Start of Data

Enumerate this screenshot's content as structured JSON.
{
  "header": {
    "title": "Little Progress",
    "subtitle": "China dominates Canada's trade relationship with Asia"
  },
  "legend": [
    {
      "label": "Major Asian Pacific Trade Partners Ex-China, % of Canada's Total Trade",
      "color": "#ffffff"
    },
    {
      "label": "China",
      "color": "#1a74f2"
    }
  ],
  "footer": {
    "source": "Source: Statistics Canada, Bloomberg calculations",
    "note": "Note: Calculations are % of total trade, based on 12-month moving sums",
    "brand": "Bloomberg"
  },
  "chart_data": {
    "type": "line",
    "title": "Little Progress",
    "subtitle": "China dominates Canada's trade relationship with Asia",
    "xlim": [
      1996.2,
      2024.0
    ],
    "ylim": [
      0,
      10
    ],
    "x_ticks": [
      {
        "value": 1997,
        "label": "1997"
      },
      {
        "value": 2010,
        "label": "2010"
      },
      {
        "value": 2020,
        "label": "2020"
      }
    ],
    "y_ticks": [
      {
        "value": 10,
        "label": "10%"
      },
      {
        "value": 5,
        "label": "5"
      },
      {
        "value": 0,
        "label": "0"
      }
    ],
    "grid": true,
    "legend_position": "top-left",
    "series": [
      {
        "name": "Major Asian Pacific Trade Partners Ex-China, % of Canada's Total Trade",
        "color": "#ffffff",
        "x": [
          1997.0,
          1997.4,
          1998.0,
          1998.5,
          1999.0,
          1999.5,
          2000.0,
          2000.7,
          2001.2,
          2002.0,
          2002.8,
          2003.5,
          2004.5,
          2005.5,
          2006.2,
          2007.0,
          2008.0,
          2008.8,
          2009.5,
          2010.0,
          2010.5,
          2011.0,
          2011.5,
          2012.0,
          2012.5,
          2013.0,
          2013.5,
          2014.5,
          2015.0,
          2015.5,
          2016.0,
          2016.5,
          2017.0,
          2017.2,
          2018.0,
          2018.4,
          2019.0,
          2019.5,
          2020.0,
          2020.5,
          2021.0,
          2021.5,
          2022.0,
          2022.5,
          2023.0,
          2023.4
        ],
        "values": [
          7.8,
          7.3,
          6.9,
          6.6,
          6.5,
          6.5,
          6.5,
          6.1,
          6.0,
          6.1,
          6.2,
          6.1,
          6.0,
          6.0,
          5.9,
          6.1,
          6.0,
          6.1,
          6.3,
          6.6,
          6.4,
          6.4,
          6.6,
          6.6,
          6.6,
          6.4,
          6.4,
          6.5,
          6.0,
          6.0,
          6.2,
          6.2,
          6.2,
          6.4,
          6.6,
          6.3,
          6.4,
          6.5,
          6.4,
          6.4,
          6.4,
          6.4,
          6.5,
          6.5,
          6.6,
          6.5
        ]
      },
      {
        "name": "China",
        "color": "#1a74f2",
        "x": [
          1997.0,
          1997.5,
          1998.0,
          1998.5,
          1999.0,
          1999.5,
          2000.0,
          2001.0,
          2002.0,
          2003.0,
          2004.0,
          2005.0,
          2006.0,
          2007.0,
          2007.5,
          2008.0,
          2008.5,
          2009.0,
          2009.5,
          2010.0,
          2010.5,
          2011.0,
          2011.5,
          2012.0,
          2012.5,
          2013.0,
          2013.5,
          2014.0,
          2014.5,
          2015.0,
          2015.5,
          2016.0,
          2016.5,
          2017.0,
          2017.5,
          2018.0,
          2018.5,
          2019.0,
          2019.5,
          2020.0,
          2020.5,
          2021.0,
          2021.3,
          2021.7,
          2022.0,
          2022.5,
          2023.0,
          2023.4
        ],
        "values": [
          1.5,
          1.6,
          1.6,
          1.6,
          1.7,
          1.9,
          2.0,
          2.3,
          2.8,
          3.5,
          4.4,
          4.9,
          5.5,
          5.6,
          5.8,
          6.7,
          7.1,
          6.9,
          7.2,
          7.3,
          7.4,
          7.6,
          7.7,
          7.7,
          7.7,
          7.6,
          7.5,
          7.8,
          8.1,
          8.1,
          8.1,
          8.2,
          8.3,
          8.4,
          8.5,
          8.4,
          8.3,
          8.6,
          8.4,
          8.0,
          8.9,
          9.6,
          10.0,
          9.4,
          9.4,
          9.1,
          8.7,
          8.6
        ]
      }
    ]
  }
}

End of Data

## What the task asks
Produce an exact copy of every entry above.

## Reply to the task
Enumerate this screenshot's content as structured JSON.
{
  "header": {
    "title": "Little Progress",
    "subtitle": "China dominates Canada's trade relationship with Asia"
  },
  "legend": [
    {
      "label": "Major Asian Pacific Trade Partners Ex-China, % of Canada's Total Trade",
      "color": "#ffffff"
    },
    {
      "label": "China",
      "color": "#1a74f2"
    }
  ],
  "footer": {
    "source": "Source: Statistics Canada, Bloomberg calculations",
    "note": "Note: Calculations are % of total trade, based on 12-month moving sums",
    "brand": "Bloomberg"
  },
  "chart_data": {
    "type": "line",
    "title": "Little Progress",
    "subtitle": "China dominates Canada's trade relationship with Asia",
    "xlim": [
      1996.2,
      2024.0
    ],
    "ylim": [
      0,
      10
    ],
    "x_ticks": [
      {
        "value": 1997,
        "label": "1997"
      },
      {
        "value": 2010,
        "label": "2010"
      },
      {
        "value": 2020,
        "label": "2020"
      }
    ],
    "y_ticks": [
      {
        "value": 10,
        "label": "10%"
      },
      {
        "value": 5,
        "label": "5"
      },
      {
        "value": 0,
        "label": "0"
      }
    ],
    "grid": true,
    "legend_position": "top-left",
    "series": [
      {
        "name": "Major Asian Pacific Trade Partners Ex-China, % of Canada's Total Trade",
        "color": "#ffffff",
        "x": [
          1997.0,
          1997.4,
          1998.0,
          1998.5,
          1999.0,
          1999.5,
          2000.0,
          2000.7,
          2001.2,
          2002.0,
          2002.8,
          2003.5,
          2004.5,
          2005.5,
          2006.2,
          2007.0,
          2008.0,
          2008.8,
          2009.5,
          2010.0,
          2010.5,
          2011.0,
          2011.5,
          2012.0,
          2012.5,
          2013.0,
          2013.5,
          2014.5,
          2015.0,
          2015.5,
          2016.0,
          2016.5,
          2017.0,
          2017.2,
          2018.0,
          2018.4,
          2019.0,
          2019.5,
          2020.0,
          2020.5,
          2021.0,
          2021.5,
          2022.0,
          2022.5,
          2023.0,
          2023.4
        ],
        "values": [
          7.8,
          7.3,
          6.9,
          6.6,
          6.5,
          6.5,
          6.5,
          6.1,
          6.0,
          6.1,
          6.2,
          6.1,
          6.0,
          6.0,
          5.9,
          6.1,
          6.0,
          6.1,
          6.3,
          6.6,
          6.4,
          6.4,
          6.6,
          6.6,
          6.6,
          6.4,
          6.4,
          6.5,
          6.0,
          6.0,
          6.2,
          6.2,
          6.2,
          6.4,
          6.6,
          6.3,
          6.4,
          6.5,
          6.4,
          6.4,
          6.4,
          6.4,
          6.5,
          6.5,
          6.6,
          6.5
        ]
      },
      {
        "name": "China",
        "color": "#1a74f2",
        "x": [
          1997.0,
          1997.5,
          1998.0,
          1998.5,
          1999.0,
          1999.5,
          2000.0,
          2001.0,
          2002.0,
          2003.0,
          2004.0,
          2005.0,
          2006.0,
          2007.0,
          2007.5,
          2008.0,
          2008.5,
          2009.0,
          2009.5,
          2010.0,
          2010.5,
          2011.0,
          2011.5,
          2012.0,
          2012.5,
          2013.0,
          2013.5,
          2014.0,
          2014.5,
          2015.0,
          2015.5,
          2016.0,
          2016.5,
          2017.0,
          2017.5,
          2018.0,
          2018.5,
          2019.0,
          2019.5,
          2020.0,
          2020.5,
          2021.0,
          2021.3,
          2021.7,
          2022.0,
          2022.5,
          2023.0,
          2023.4
        ],
        "values": [
          1.5,
          1.6,
          1.6,
          1.6,
          1.7,
          1.9,
          2.0,
          2.3,
          2.8,
          3.5,
          4.4,
          4.9,
          5.5,
          5.6,
          5.8,
          6.7,
          7.1,
          6.9,
          7.2,
          7.3,
          7.4,
          7.6,
          7.7,
          7.7,
          7.7,
          7.6,
          7.5,
          7.8,
          8.1,
          8.1,
          8.1,
          8.2,
          8.3,
          8.4,
          8.5,
          8.4,
          8.3,
          8.6,
          8.4,
          8.0,
          8.9,
          9.6,
          10.0,
          9.4,
          9.4,
          9.1,
          8.7,
          8.6
        ]
      }
    ]
  }
}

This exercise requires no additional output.